[Textauszug]:
★ ★ ★

Vor allem Selbständige, Freiberufler und Unternehmer sehen in der Corona-Krise nicht nur ihre Gesundheit, sondern auch ihre Existenzgrundlage bedroht. Die Bundesregierung und die Landesregierungen bieten mittlerweile finanzielle Unterstützung an. Kritiker der Hilfsmaßnahmen finden: Zu umständlich, zu langsam, zu lückenhaft. Und bezweifeln, dass sie ausreichen, um möglichst vielen Selbständigen zu helfen, die gerade Existenzängste haben.


Der Weg für die Auszahlung von Finanzhilfen an Solo-Selbstständige, Kleinunternehmer und Landwirte ist seit dem 30. März - in der Theorie - frei: Sie können, wenn sie bestimmte Voraussetzungen erfüllen, in der Corona-Krise Zuschüsse erhalten. Unternehmen, die bis zu zehn Beschäftigte zählen, müssen dafür einen Antrag bei der Investitions- und Strukturbank Rheinland-Pfalz (ISB) stellen. Für Unternehmen mit zehn bis 30 Arbeitsplätzen hat das Land außerdem einen Zukunftsfonds eingerichtet, dessen Sofortdarlehen über die Hausbanken beantragt werden können. Die ISB ist auch die zentrale Anlaufstelle für Kreditbürgschaften des Landes - dazu wenden sich die Unternehmen zunächst an ihre Hausbank.

★ ★ ★

[Aufgabe A]: Fassen Sie den Absatz „Der Weg für die Auszahlung von Finanzhilfen“ aus dem Textauszug über die Corona-Hilfen als knappe Liste zusammen. Die wesentlichen Fakten sollen erhalten bleiben.
[Aufgabe B]: Schreiben Sie den Textauszug über die Corona-Hilfen für Selbständige und Unternehmen im Anschluss an seinen letzten Satz weiter.

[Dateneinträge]
★ ★ ★

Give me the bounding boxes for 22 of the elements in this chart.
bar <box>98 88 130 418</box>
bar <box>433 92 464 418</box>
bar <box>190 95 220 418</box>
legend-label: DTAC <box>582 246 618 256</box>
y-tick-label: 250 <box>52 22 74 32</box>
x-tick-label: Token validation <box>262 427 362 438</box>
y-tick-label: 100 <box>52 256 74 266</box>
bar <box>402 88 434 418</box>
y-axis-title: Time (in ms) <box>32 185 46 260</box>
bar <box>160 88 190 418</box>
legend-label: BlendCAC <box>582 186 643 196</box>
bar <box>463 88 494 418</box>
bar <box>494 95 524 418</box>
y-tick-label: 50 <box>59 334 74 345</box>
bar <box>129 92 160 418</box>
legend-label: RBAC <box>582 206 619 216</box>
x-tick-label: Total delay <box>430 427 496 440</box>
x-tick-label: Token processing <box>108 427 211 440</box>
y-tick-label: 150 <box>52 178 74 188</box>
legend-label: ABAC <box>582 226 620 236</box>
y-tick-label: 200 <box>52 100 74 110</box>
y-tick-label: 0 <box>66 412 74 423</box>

★ ★ ★

[Antwort A]:
- Seit dem 30. März können Solo-Selbstständige, Kleinunternehmer und Landwirte in der Corona-Krise theoretisch Zuschüsse erhalten, wenn sie bestimmte Voraussetzungen erfüllen.
- Unternehmen mit bis zu zehn Beschäftigten stellen dafür einen Antrag bei der Investitions- und Strukturbank Rheinland-Pfalz (ISB).
- Für Unternehmen mit zehn bis 30 Arbeitsplätzen hat das Land einen Zukunftsfonds eingerichtet. Dessen Sofortdarlehen werden über die Hausbanken beantragt.
- Die ISB ist die zentrale Anlaufstelle für Kreditbürgschaften des Landes. Die Unternehmen wenden sich dafür zunächst an ihre Hausbank.

[Antwort B]:
Doch rund zwei Wochen nach Start des Programms wird die Kritik an der Durchführung seitens einiger rheinland-pfälzischer Unternehmer immer lauter: Die Antragstellung sei umständlich, die Bearbeitung zu langsam, viele Betroffene hätten keine Eingangsbestätigung erhalten - von einer Zu- oder Absage für die Finanzhilfen ganz zu schweigen. In anderen Bundesländern sei die Antragsbearbeitung moderner und schneller, kritisieren sie.


Flut von Anträgen in den ersten Stunden

In den ersten zwölf Stunden, nachdem das Formular auf der Webseite der ISB zur Verfügung gestellt wurde, sind nach Angaben einer Sprecherin der Bank am 30. März bereits mehr als 2.100 Anträge per Mail eingegangen. Zusätzlich seien auch per Fax viele Anfragen eingetroffen: "Das Fax ist übergelaufen." Das Interesse sei schnell so hoch gewesen, dass das Online-Formular aus technischen Gründen zeitweise nicht erreichbar gewesen sei.


Mit dem Zuschuss könnten rund 140.000 Selbstständige und Kleinunternehmer die dringend benötigte Liquiditätshilfe erhalten, hatte Wirtschaftsminister Volker Wissing (FDP) zuvor verkündet, nachdem Bund und Länder sich auf letzte Details darüber geeinigt hatten, wie und vom wem die Hilfen beantragt werden können.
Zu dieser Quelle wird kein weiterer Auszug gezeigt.